— What is needed —
Exactly how many lines have the word "Metzen"? Answer with the bare number.

— Task data —
----

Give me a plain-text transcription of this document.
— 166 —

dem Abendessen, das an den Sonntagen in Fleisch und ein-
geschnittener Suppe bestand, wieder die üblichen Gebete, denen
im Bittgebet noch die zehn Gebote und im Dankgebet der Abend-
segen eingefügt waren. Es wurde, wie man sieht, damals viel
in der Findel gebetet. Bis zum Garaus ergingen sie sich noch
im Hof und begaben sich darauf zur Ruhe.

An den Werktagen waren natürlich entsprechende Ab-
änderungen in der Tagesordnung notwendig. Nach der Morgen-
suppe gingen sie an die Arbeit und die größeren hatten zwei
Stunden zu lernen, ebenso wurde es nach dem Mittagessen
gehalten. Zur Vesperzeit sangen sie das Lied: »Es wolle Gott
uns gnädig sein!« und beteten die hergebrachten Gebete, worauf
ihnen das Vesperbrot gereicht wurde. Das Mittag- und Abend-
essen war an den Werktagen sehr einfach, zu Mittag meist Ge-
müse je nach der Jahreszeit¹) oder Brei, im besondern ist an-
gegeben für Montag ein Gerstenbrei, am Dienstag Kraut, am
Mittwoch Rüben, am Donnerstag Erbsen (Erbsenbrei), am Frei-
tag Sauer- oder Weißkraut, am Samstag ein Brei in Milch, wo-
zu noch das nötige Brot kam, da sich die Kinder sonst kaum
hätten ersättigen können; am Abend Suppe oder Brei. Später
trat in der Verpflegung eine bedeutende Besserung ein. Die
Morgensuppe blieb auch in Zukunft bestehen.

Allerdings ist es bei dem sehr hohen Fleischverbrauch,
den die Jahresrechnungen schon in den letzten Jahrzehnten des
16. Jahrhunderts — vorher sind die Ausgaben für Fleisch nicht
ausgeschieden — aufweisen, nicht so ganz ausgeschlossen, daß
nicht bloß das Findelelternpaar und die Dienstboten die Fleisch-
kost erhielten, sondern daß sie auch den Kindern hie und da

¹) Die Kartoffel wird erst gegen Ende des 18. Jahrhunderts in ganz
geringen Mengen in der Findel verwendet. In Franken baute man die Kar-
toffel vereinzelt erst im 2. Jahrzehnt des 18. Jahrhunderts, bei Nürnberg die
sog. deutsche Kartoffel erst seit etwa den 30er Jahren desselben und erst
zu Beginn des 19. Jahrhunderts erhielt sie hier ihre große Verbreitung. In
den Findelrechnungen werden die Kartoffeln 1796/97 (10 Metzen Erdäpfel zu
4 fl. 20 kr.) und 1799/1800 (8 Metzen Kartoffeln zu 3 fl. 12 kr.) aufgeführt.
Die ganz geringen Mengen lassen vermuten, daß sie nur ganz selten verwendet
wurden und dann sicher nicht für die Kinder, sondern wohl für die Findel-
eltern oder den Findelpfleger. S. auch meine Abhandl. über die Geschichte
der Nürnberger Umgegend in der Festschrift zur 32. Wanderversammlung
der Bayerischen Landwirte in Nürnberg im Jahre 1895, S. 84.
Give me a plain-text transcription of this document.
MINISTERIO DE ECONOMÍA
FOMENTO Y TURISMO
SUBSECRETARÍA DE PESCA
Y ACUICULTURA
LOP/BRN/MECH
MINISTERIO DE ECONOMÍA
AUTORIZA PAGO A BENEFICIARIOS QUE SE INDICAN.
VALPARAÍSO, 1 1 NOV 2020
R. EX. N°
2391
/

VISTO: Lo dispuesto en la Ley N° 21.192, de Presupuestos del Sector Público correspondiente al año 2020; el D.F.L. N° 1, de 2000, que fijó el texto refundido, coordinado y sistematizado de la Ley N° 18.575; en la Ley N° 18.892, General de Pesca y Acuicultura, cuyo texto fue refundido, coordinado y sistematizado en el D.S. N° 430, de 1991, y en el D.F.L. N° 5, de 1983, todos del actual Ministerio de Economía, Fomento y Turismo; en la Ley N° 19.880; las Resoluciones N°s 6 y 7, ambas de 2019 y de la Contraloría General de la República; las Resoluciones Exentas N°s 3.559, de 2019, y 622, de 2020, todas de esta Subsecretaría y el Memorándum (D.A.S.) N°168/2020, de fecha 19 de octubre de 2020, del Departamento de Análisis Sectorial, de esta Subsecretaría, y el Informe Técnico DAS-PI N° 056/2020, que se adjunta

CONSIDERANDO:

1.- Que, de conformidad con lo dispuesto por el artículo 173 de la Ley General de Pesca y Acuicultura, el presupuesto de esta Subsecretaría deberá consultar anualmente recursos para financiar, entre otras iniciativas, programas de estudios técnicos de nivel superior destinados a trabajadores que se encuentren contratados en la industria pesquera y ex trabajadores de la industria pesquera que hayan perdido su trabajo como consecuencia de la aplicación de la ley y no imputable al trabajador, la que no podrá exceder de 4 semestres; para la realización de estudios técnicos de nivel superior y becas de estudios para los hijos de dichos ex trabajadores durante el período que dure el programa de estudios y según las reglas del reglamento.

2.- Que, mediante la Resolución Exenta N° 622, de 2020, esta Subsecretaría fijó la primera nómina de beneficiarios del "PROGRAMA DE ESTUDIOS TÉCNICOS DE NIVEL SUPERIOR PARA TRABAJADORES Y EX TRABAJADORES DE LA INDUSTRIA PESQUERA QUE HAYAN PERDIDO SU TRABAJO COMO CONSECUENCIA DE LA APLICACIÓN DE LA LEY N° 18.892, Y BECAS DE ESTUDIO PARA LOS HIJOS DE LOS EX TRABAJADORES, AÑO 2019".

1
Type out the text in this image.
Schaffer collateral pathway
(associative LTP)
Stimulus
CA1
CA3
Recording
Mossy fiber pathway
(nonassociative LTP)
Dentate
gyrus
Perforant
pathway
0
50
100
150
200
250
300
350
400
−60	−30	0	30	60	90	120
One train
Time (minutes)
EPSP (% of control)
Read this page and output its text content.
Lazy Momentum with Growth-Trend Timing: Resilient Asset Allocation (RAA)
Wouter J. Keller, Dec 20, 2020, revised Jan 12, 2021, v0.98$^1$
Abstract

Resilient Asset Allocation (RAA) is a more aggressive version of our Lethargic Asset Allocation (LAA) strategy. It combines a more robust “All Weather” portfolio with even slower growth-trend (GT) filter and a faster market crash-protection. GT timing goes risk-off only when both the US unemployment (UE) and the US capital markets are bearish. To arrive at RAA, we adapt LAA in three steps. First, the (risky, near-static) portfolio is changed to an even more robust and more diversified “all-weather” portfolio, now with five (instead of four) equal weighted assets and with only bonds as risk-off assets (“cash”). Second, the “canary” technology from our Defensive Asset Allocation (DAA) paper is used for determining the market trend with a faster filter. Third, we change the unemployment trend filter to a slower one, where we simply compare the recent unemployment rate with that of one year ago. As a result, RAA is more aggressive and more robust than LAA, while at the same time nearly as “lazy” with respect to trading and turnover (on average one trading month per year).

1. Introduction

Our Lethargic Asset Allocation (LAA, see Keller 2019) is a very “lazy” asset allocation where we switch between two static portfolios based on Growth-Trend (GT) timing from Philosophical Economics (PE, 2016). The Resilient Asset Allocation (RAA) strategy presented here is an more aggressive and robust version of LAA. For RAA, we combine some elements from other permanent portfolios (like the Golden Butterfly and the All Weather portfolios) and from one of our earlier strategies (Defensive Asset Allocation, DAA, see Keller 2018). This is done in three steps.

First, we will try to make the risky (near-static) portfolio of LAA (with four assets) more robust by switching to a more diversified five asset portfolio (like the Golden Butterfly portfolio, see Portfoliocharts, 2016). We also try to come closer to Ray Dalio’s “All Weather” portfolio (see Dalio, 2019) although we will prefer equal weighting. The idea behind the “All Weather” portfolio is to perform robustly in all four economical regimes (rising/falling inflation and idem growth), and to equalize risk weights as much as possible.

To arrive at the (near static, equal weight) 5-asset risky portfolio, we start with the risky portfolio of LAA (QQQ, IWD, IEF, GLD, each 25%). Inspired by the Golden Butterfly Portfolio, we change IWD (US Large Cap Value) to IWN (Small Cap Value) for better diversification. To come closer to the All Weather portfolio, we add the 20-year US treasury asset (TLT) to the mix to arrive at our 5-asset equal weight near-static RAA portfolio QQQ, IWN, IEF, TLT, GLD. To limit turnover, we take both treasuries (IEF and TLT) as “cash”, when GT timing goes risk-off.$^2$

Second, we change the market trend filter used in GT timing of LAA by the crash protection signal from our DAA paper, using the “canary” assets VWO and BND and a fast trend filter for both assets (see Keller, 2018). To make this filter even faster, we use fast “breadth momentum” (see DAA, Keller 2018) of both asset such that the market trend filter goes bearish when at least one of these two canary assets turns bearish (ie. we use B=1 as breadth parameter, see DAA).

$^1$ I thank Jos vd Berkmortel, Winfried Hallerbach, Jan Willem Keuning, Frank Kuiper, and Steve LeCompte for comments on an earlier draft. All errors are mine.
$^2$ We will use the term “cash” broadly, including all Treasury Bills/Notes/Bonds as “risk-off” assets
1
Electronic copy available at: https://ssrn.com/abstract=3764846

----

— The output —
2